Problem requirements
Print every entry, word for word, and skip the images.
━━ Recorded information
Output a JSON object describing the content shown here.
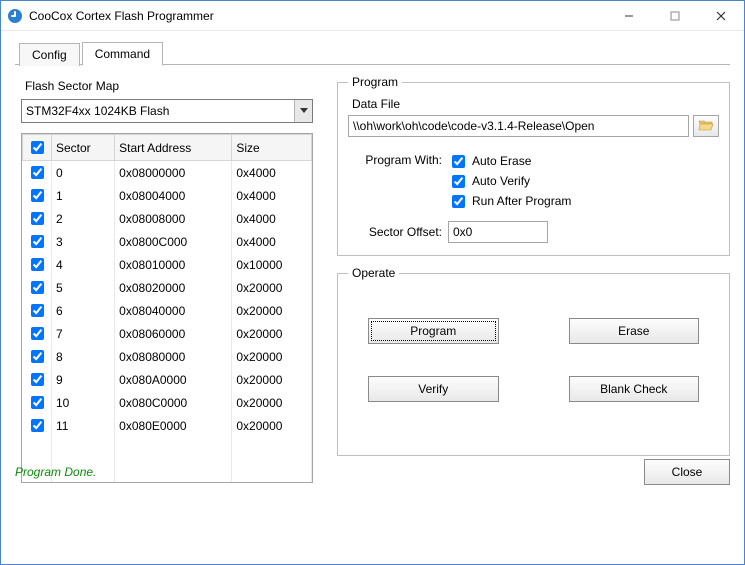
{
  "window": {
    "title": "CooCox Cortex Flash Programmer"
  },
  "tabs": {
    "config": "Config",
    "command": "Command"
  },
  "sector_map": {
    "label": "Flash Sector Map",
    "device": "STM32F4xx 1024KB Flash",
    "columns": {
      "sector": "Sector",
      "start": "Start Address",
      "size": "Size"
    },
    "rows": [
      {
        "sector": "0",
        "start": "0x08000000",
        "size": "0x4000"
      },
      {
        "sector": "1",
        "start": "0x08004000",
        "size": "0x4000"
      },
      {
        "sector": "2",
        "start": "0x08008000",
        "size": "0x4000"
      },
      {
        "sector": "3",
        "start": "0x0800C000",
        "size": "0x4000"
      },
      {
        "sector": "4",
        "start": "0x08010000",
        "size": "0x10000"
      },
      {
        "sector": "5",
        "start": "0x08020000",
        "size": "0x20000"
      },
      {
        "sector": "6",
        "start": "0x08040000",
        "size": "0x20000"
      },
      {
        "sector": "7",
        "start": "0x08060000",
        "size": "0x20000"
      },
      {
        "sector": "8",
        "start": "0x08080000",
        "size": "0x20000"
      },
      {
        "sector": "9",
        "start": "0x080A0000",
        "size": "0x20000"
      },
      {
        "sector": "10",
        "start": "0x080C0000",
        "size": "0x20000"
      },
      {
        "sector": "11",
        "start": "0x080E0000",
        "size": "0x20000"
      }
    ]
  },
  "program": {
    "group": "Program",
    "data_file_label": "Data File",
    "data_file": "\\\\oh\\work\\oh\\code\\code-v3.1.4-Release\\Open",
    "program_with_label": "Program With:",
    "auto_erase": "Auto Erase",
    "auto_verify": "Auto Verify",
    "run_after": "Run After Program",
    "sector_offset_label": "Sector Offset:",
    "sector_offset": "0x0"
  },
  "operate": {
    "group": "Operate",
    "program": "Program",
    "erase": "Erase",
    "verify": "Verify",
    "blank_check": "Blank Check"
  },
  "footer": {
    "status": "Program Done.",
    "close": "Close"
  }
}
━━━━
Full response
Output a JSON object describing the content shown here.
{
  "window": {
    "title": "CooCox Cortex Flash Programmer"
  },
  "tabs": {
    "config": "Config",
    "command": "Command"
  },
  "sector_map": {
    "label": "Flash Sector Map",
    "device": "STM32F4xx 1024KB Flash",
    "columns": {
      "sector": "Sector",
      "start": "Start Address",
      "size": "Size"
    },
    "rows": [
      {
        "sector": "0",
        "start": "0x08000000",
        "size": "0x4000"
      },
      {
        "sector": "1",
        "start": "0x08004000",
        "size": "0x4000"
      },
      {
        "sector": "2",
        "start": "0x08008000",
        "size": "0x4000"
      },
      {
        "sector": "3",
        "start": "0x0800C000",
        "size": "0x4000"
      },
      {
        "sector": "4",
        "start": "0x08010000",
        "size": "0x10000"
      },
      {
        "sector": "5",
        "start": "0x08020000",
        "size": "0x20000"
      },
      {
        "sector": "6",
        "start": "0x08040000",
        "size": "0x20000"
      },
      {
        "sector": "7",
        "start": "0x08060000",
        "size": "0x20000"
      },
      {
        "sector": "8",
        "start": "0x08080000",
        "size": "0x20000"
      },
      {
        "sector": "9",
        "start": "0x080A0000",
        "size": "0x20000"
      },
      {
        "sector": "10",
        "start": "0x080C0000",
        "size": "0x20000"
      },
      {
        "sector": "11",
        "start": "0x080E0000",
        "size": "0x20000"
      }
    ]
  },
  "program": {
    "group": "Program",
    "data_file_label": "Data File",
    "data_file": "\\\\oh\\work\\oh\\code\\code-v3.1.4-Release\\Open",
    "program_with_label": "Program With:",
    "auto_erase": "Auto Erase",
    "auto_verify": "Auto Verify",
    "run_after": "Run After Program",
    "sector_offset_label": "Sector Offset:",
    "sector_offset": "0x0"
  },
  "operate": {
    "group": "Operate",
    "program": "Program",
    "erase": "Erase",
    "verify": "Verify",
    "blank_check": "Blank Check"
  },
  "footer": {
    "status": "Program Done.",
    "close": "Close"
  }
}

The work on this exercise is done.